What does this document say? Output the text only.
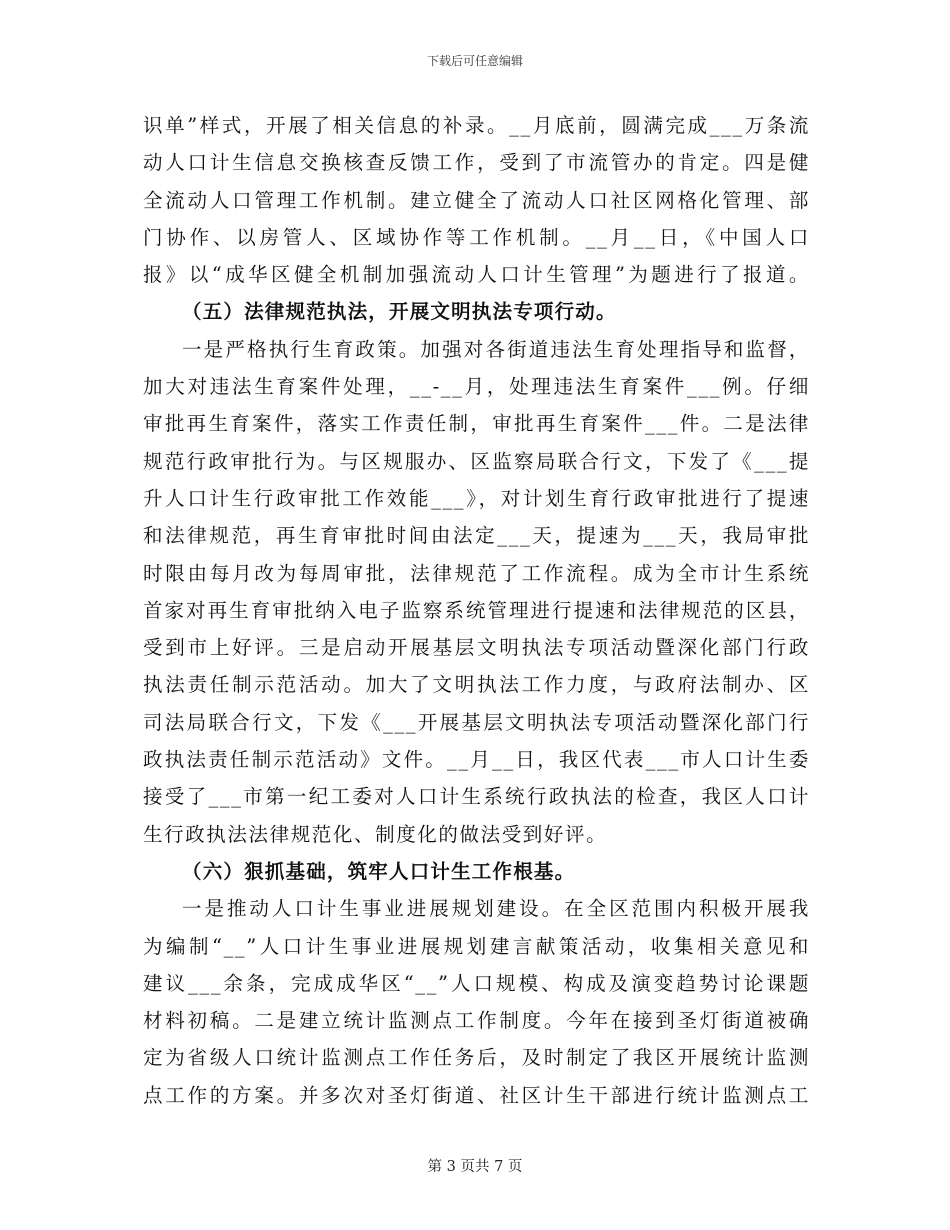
下载后可任意编辑
识单”样式，开展了相关信息的补录。__月底前，圆满完成___万条流
动人口计生信息交换核查反馈工作，受到了市流管办的肯定。四是健
全流动人口管理工作机制。建立健全了流动人口社区网格化管理、部
门协作、以房管人、区域协作等工作机制。__月__日，《中国人口
报》以“成华区健全机制加强流动人口计生管理”为题进行了报道。
（五）法律规范执法，开展文明执法专项行动。
一是严格执行生育政策。加强对各街道违法生育处理指导和监督，
加大对违法生育案件处理，__-__月，处理违法生育案件___例。仔细
审批再生育案件，落实工作责任制，审批再生育案件___件。二是法律
规范行政审批行为。与区规服办、区监察局联合行文，下发了《___提
升人口计生行政审批工作效能___》，对计划生育行政审批进行了提速
和法律规范，再生育审批时间由法定___天，提速为___天，我局审批
时限由每月改为每周审批，法律规范了工作流程。成为全市计生系统
首家对再生育审批纳入电子监察系统管理进行提速和法律规范的区县，
受到市上好评。三是启动开展基层文明执法专项活动暨深化部门行政
执法责任制示范活动。加大了文明执法工作力度，与政府法制办、区
司法局联合行文，下发《___开展基层文明执法专项活动暨深化部门行
政执法责任制示范活动》文件。__月__日，我区代表___市人口计生委
接受了___市第一纪工委对人口计生系统行政执法的检查，我区人口计
生行政执法法律规范化、制度化的做法受到好评。
（六）狠抓基础，筑牢人口计生工作根基。
一是推动人口计生事业进展规划建设。在全区范围内积极开展我
为编制“__”人口计生事业进展规划建言献策活动，收集相关意见和
建议___余条，完成成华区“__”人口规模、构成及演变趋势讨论课题
材料初稿。二是建立统计监测点工作制度。今年在接到圣灯街道被确
定为省级人口统计监测点工作任务后，及时制定了我区开展统计监测
点工作的方案。并多次对圣灯街道、社区计生干部进行统计监测点工
第 3 页共 7 页
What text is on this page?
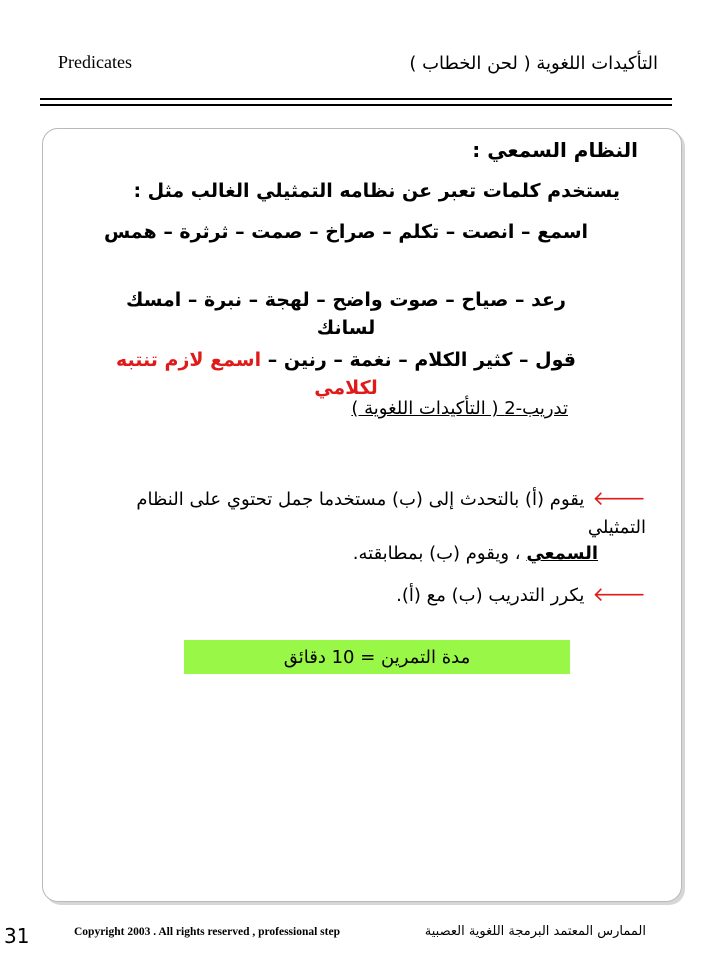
Predicates	التأكيدات اللغوية ( لحن الخطاب )
النظام السمعي :
يستخدم كلمات تعبر عن نظامه التمثيلي الغالب مثل :
اسمع – انصت – تكلم – صراخ – صمت – ثرثرة – همس
رعد – صياح – صوت واضح – لهجة – نبرة – امسك لسانك
قول – كثير الكلام – نغمة – رنين – اسمع لازم تنتبه لكلامي
تدريب-2 ( التأكيدات اللغوية )
🡐يقوم (أ) بالتحدث إلى (ب) مستخدما جمل تحتوي على النظام التمثيلي
السمعي ، ويقوم (ب) بمطابقته.
🡐يكرر التدريب (ب) مع (أ).
مدة التمرين = 10 دقائق
31	Copyright 2003 . All rights reserved , professional step	الممارس المعتمد البرمجة اللغوية العصبية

==================================================

**Aim of the exercise**
Print only the lines from the line that contains "What text is on this page?" to the final line of the data, inclusive. Pictures stay out.

**Output for this task**
What text is on this page?
Predicates	التأكيدات اللغوية ( لحن الخطاب )
النظام السمعي :
يستخدم كلمات تعبر عن نظامه التمثيلي الغالب مثل :
اسمع – انصت – تكلم – صراخ – صمت – ثرثرة – همس
رعد – صياح – صوت واضح – لهجة – نبرة – امسك لسانك
قول – كثير الكلام – نغمة – رنين – اسمع لازم تنتبه لكلامي
تدريب-2 ( التأكيدات اللغوية )
🡐يقوم (أ) بالتحدث إلى (ب) مستخدما جمل تحتوي على النظام التمثيلي
السمعي ، ويقوم (ب) بمطابقته.
🡐يكرر التدريب (ب) مع (أ).
مدة التمرين = 10 دقائق
31	Copyright 2003 . All rights reserved , professional step	الممارس المعتمد البرمجة اللغوية العصبية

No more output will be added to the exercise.